- GOAL -
Reproduce the listing below in its entirety. Change nothing.
= = = = = = =
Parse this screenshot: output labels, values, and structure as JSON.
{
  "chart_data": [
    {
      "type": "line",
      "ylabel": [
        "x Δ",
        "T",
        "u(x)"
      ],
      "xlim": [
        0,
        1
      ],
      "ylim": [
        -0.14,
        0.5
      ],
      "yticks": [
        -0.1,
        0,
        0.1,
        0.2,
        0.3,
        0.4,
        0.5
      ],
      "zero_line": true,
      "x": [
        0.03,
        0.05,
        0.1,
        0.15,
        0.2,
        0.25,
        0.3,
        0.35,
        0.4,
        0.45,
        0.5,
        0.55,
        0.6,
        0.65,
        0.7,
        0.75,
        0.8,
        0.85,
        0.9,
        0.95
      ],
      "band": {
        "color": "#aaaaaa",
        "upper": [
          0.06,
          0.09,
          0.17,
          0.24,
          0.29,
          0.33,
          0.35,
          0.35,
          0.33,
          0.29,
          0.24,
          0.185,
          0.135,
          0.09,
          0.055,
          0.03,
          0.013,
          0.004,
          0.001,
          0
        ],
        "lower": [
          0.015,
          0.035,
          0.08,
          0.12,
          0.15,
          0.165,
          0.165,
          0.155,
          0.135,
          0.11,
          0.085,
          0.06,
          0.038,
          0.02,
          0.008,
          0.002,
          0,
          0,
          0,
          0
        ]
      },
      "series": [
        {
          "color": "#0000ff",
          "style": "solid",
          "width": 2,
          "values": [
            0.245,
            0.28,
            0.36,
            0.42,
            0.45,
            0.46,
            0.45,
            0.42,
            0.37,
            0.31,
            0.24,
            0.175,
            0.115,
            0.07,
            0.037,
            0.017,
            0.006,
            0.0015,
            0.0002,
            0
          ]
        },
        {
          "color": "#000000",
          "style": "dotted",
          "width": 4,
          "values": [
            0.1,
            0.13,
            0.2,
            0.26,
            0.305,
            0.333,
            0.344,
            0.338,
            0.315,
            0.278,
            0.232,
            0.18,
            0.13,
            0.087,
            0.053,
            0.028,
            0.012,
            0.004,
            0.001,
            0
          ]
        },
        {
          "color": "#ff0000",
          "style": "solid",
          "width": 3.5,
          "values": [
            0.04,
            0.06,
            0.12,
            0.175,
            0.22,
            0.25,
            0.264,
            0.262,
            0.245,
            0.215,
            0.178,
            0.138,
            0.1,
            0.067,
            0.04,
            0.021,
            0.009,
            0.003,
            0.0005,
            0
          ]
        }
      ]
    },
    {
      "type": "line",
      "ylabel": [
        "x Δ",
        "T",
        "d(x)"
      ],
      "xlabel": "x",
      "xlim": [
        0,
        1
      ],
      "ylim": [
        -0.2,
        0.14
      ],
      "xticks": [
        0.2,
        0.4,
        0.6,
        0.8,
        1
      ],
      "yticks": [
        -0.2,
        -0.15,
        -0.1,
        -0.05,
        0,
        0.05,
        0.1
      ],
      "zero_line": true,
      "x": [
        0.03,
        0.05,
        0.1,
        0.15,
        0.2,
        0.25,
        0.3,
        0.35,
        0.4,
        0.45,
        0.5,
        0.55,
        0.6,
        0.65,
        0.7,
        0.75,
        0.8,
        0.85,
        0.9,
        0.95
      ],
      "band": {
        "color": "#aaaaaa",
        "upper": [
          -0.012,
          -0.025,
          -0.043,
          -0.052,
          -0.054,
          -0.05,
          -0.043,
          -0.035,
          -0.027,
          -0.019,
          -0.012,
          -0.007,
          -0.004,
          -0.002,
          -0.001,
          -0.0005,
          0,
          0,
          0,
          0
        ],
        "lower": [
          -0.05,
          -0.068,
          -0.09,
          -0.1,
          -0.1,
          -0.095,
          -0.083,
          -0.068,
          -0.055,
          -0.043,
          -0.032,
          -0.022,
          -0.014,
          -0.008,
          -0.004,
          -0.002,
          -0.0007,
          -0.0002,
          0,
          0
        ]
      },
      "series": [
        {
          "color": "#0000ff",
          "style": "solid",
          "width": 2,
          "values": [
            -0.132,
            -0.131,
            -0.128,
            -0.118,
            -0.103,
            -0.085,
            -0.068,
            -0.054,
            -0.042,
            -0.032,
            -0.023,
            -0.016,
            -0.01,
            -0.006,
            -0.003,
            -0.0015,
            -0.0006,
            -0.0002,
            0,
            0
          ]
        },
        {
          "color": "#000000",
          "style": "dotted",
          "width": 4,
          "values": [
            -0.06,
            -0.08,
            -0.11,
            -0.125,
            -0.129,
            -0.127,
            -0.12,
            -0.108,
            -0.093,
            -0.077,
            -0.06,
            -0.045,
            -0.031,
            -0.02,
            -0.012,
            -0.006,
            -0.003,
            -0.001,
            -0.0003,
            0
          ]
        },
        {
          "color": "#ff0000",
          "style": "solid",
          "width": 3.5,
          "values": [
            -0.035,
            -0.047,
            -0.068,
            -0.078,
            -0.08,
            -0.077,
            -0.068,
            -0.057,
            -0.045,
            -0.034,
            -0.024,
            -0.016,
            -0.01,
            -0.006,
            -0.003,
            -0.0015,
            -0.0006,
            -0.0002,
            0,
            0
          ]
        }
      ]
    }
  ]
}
= = = = = = =
- SOLUTION BELOW -
Parse this screenshot: output labels, values, and structure as JSON.
{
  "chart_data": [
    {
      "type": "line",
      "ylabel": [
        "x Δ",
        "T",
        "u(x)"
      ],
      "xlim": [
        0,
        1
      ],
      "ylim": [
        -0.14,
        0.5
      ],
      "yticks": [
        -0.1,
        0,
        0.1,
        0.2,
        0.3,
        0.4,
        0.5
      ],
      "zero_line": true,
      "x": [
        0.03,
        0.05,
        0.1,
        0.15,
        0.2,
        0.25,
        0.3,
        0.35,
        0.4,
        0.45,
        0.5,
        0.55,
        0.6,
        0.65,
        0.7,
        0.75,
        0.8,
        0.85,
        0.9,
        0.95
      ],
      "band": {
        "color": "#aaaaaa",
        "upper": [
          0.06,
          0.09,
          0.17,
          0.24,
          0.29,
          0.33,
          0.35,
          0.35,
          0.33,
          0.29,
          0.24,
          0.185,
          0.135,
          0.09,
          0.055,
          0.03,
          0.013,
          0.004,
          0.001,
          0
        ],
        "lower": [
          0.015,
          0.035,
          0.08,
          0.12,
          0.15,
          0.165,
          0.165,
          0.155,
          0.135,
          0.11,
          0.085,
          0.06,
          0.038,
          0.02,
          0.008,
          0.002,
          0,
          0,
          0,
          0
        ]
      },
      "series": [
        {
          "color": "#0000ff",
          "style": "solid",
          "width": 2,
          "values": [
            0.245,
            0.28,
            0.36,
            0.42,
            0.45,
            0.46,
            0.45,
            0.42,
            0.37,
            0.31,
            0.24,
            0.175,
            0.115,
            0.07,
            0.037,
            0.017,
            0.006,
            0.0015,
            0.0002,
            0
          ]
        },
        {
          "color": "#000000",
          "style": "dotted",
          "width": 4,
          "values": [
            0.1,
            0.13,
            0.2,
            0.26,
            0.305,
            0.333,
            0.344,
            0.338,
            0.315,
            0.278,
            0.232,
            0.18,
            0.13,
            0.087,
            0.053,
            0.028,
            0.012,
            0.004,
            0.001,
            0
          ]
        },
        {
          "color": "#ff0000",
          "style": "solid",
          "width": 3.5,
          "values": [
            0.04,
            0.06,
            0.12,
            0.175,
            0.22,
            0.25,
            0.264,
            0.262,
            0.245,
            0.215,
            0.178,
            0.138,
            0.1,
            0.067,
            0.04,
            0.021,
            0.009,
            0.003,
            0.0005,
            0
          ]
        }
      ]
    },
    {
      "type": "line",
      "ylabel": [
        "x Δ",
        "T",
        "d(x)"
      ],
      "xlabel": "x",
      "xlim": [
        0,
        1
      ],
      "ylim": [
        -0.2,
        0.14
      ],
      "xticks": [
        0.2,
        0.4,
        0.6,
        0.8,
        1
      ],
      "yticks": [
        -0.2,
        -0.15,
        -0.1,
        -0.05,
        0,
        0.05,
        0.1
      ],
      "zero_line": true,
      "x": [
        0.03,
        0.05,
        0.1,
        0.15,
        0.2,
        0.25,
        0.3,
        0.35,
        0.4,
        0.45,
        0.5,
        0.55,
        0.6,
        0.65,
        0.7,
        0.75,
        0.8,
        0.85,
        0.9,
        0.95
      ],
      "band": {
        "color": "#aaaaaa",
        "upper": [
          -0.012,
          -0.025,
          -0.043,
          -0.052,
          -0.054,
          -0.05,
          -0.043,
          -0.035,
          -0.027,
          -0.019,
          -0.012,
          -0.007,
          -0.004,
          -0.002,
          -0.001,
          -0.0005,
          0,
          0,
          0,
          0
        ],
        "lower": [
          -0.05,
          -0.068,
          -0.09,
          -0.1,
          -0.1,
          -0.095,
          -0.083,
          -0.068,
          -0.055,
          -0.043,
          -0.032,
          -0.022,
          -0.014,
          -0.008,
          -0.004,
          -0.002,
          -0.0007,
          -0.0002,
          0,
          0
        ]
      },
      "series": [
        {
          "color": "#0000ff",
          "style": "solid",
          "width": 2,
          "values": [
            -0.132,
            -0.131,
            -0.128,
            -0.118,
            -0.103,
            -0.085,
            -0.068,
            -0.054,
            -0.042,
            -0.032,
            -0.023,
            -0.016,
            -0.01,
            -0.006,
            -0.003,
            -0.0015,
            -0.0006,
            -0.0002,
            0,
            0
          ]
        },
        {
          "color": "#000000",
          "style": "dotted",
          "width": 4,
          "values": [
            -0.06,
            -0.08,
            -0.11,
            -0.125,
            -0.129,
            -0.127,
            -0.12,
            -0.108,
            -0.093,
            -0.077,
            -0.06,
            -0.045,
            -0.031,
            -0.02,
            -0.012,
            -0.006,
            -0.003,
            -0.001,
            -0.0003,
            0
          ]
        },
        {
          "color": "#ff0000",
          "style": "solid",
          "width": 3.5,
          "values": [
            -0.035,
            -0.047,
            -0.068,
            -0.078,
            -0.08,
            -0.077,
            -0.068,
            -0.057,
            -0.045,
            -0.034,
            -0.024,
            -0.016,
            -0.01,
            -0.006,
            -0.003,
            -0.0015,
            -0.0006,
            -0.0002,
            0,
            0
          ]
        }
      ]
    }
  ]
}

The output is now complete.